Requirement: Each entry in the listing below should be restated word for word.
───
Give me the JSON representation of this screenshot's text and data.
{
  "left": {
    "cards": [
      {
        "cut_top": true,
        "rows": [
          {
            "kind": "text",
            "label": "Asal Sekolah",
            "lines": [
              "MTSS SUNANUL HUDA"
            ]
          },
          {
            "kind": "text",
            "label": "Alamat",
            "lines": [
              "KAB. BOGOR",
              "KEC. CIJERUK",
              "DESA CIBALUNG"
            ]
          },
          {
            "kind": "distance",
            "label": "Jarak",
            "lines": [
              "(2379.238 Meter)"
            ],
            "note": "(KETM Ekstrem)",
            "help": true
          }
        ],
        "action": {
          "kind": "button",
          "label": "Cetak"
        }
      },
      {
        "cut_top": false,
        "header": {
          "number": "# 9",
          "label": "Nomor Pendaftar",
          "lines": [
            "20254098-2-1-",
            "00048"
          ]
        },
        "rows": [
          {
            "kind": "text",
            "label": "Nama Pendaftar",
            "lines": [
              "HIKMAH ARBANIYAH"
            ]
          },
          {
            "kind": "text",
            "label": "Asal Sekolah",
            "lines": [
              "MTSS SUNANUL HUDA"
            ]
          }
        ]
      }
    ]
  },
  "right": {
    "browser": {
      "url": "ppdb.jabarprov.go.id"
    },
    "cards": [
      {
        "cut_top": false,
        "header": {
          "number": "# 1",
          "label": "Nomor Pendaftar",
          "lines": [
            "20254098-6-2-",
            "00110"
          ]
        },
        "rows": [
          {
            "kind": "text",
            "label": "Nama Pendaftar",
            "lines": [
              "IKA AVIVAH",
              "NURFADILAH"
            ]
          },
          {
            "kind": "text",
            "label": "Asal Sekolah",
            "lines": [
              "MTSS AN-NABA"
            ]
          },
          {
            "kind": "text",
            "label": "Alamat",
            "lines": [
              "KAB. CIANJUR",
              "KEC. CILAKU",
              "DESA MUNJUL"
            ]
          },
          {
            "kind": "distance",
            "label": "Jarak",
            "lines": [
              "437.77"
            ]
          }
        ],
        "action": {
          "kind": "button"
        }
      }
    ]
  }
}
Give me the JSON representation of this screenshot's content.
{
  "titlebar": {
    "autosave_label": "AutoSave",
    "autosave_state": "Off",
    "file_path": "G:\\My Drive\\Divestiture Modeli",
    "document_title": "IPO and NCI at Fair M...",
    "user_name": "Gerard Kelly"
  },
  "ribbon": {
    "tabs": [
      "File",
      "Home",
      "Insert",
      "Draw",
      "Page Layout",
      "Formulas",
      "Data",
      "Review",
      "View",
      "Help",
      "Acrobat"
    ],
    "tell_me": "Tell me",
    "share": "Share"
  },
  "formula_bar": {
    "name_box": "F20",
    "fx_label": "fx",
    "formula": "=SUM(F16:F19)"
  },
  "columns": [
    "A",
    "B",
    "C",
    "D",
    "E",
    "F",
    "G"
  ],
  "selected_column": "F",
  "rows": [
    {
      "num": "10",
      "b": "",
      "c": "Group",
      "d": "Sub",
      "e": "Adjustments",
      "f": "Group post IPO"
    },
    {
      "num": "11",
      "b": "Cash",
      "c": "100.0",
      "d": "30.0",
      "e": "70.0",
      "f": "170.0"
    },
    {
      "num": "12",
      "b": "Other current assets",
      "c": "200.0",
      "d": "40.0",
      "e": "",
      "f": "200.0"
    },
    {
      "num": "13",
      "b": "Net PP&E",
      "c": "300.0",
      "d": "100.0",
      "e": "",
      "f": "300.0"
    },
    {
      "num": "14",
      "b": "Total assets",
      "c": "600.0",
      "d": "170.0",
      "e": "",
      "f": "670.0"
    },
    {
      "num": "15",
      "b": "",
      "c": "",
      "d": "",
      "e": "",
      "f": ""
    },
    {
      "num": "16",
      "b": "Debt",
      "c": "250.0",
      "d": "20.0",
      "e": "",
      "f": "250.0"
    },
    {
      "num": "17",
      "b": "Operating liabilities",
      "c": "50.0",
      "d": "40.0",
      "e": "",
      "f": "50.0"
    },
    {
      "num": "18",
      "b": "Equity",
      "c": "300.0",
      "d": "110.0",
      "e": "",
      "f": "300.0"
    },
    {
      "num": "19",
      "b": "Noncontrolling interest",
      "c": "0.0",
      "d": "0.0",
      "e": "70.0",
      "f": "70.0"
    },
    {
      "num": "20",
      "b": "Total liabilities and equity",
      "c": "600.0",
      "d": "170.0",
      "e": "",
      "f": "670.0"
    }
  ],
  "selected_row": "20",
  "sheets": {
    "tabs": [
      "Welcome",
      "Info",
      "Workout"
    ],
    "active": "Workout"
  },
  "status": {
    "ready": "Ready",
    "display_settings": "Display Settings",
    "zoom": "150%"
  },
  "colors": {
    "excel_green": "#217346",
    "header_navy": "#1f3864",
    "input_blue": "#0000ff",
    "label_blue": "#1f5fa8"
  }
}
───
Exercise solution:
Give me the JSON representation of this screenshot's text and data.
{
  "left": {
    "cards": [
      {
        "cut_top": true,
        "rows": [
          {
            "kind": "text",
            "label": "Asal Sekolah",
            "lines": [
              "MTSS SUNANUL HUDA"
            ]
          },
          {
            "kind": "text",
            "label": "Alamat",
            "lines": [
              "KAB. BOGOR",
              "KEC. CIJERUK",
              "DESA CIBALUNG"
            ]
          },
          {
            "kind": "distance",
            "label": "Jarak",
            "lines": [
              "(2379.238 Meter)"
            ],
            "note": "(KETM Ekstrem)",
            "help": true
          }
        ],
        "action": {
          "kind": "button",
          "label": "Cetak"
        }
      },
      {
        "cut_top": false,
        "header": {
          "number": "# 9",
          "label": "Nomor Pendaftar",
          "lines": [
            "20254098-2-1-",
            "00048"
          ]
        },
        "rows": [
          {
            "kind": "text",
            "label": "Nama Pendaftar",
            "lines": [
              "HIKMAH ARBANIYAH"
            ]
          },
          {
            "kind": "text",
            "label": "Asal Sekolah",
            "lines": [
              "MTSS SUNANUL HUDA"
            ]
          }
        ]
      }
    ]
  },
  "right": {
    "browser": {
      "url": "ppdb.jabarprov.go.id"
    },
    "cards": [
      {
        "cut_top": false,
        "header": {
          "number": "# 1",
          "label": "Nomor Pendaftar",
          "lines": [
            "20254098-6-2-",
            "00110"
          ]
        },
        "rows": [
          {
            "kind": "text",
            "label": "Nama Pendaftar",
            "lines": [
              "IKA AVIVAH",
              "NURFADILAH"
            ]
          },
          {
            "kind": "text",
            "label": "Asal Sekolah",
            "lines": [
              "MTSS AN-NABA"
            ]
          },
          {
            "kind": "text",
            "label": "Alamat",
            "lines": [
              "KAB. CIANJUR",
              "KEC. CILAKU",
              "DESA MUNJUL"
            ]
          },
          {
            "kind": "distance",
            "label": "Jarak",
            "lines": [
              "437.77"
            ]
          }
        ],
        "action": {
          "kind": "button"
        }
      }
    ]
  }
}
Give me the JSON representation of this screenshot's content.
{
  "titlebar": {
    "autosave_label": "AutoSave",
    "autosave_state": "Off",
    "file_path": "G:\\My Drive\\Divestiture Modeli",
    "document_title": "IPO and NCI at Fair M...",
    "user_name": "Gerard Kelly"
  },
  "ribbon": {
    "tabs": [
      "File",
      "Home",
      "Insert",
      "Draw",
      "Page Layout",
      "Formulas",
      "Data",
      "Review",
      "View",
      "Help",
      "Acrobat"
    ],
    "tell_me": "Tell me",
    "share": "Share"
  },
  "formula_bar": {
    "name_box": "F20",
    "fx_label": "fx",
    "formula": "=SUM(F16:F19)"
  },
  "columns": [
    "A",
    "B",
    "C",
    "D",
    "E",
    "F",
    "G"
  ],
  "selected_column": "F",
  "rows": [
    {
      "num": "10",
      "b": "",
      "c": "Group",
      "d": "Sub",
      "e": "Adjustments",
      "f": "Group post IPO"
    },
    {
      "num": "11",
      "b": "Cash",
      "c": "100.0",
      "d": "30.0",
      "e": "70.0",
      "f": "170.0"
    },
    {
      "num": "12",
      "b": "Other current assets",
      "c": "200.0",
      "d": "40.0",
      "e": "",
      "f": "200.0"
    },
    {
      "num": "13",
      "b": "Net PP&E",
      "c": "300.0",
      "d": "100.0",
      "e": "",
      "f": "300.0"
    },
    {
      "num": "14",
      "b": "Total assets",
      "c": "600.0",
      "d": "170.0",
      "e": "",
      "f": "670.0"
    },
    {
      "num": "15",
      "b": "",
      "c": "",
      "d": "",
      "e": "",
      "f": ""
    },
    {
      "num": "16",
      "b": "Debt",
      "c": "250.0",
      "d": "20.0",
      "e": "",
      "f": "250.0"
    },
    {
      "num": "17",
      "b": "Operating liabilities",
      "c": "50.0",
      "d": "40.0",
      "e": "",
      "f": "50.0"
    },
    {
      "num": "18",
      "b": "Equity",
      "c": "300.0",
      "d": "110.0",
      "e": "",
      "f": "300.0"
    },
    {
      "num": "19",
      "b": "Noncontrolling interest",
      "c": "0.0",
      "d": "0.0",
      "e": "70.0",
      "f": "70.0"
    },
    {
      "num": "20",
      "b": "Total liabilities and equity",
      "c": "600.0",
      "d": "170.0",
      "e": "",
      "f": "670.0"
    }
  ],
  "selected_row": "20",
  "sheets": {
    "tabs": [
      "Welcome",
      "Info",
      "Workout"
    ],
    "active": "Workout"
  },
  "status": {
    "ready": "Ready",
    "display_settings": "Display Settings",
    "zoom": "150%"
  },
  "colors": {
    "excel_green": "#217346",
    "header_navy": "#1f3864",
    "input_blue": "#0000ff",
    "label_blue": "#1f5fa8"
  }
}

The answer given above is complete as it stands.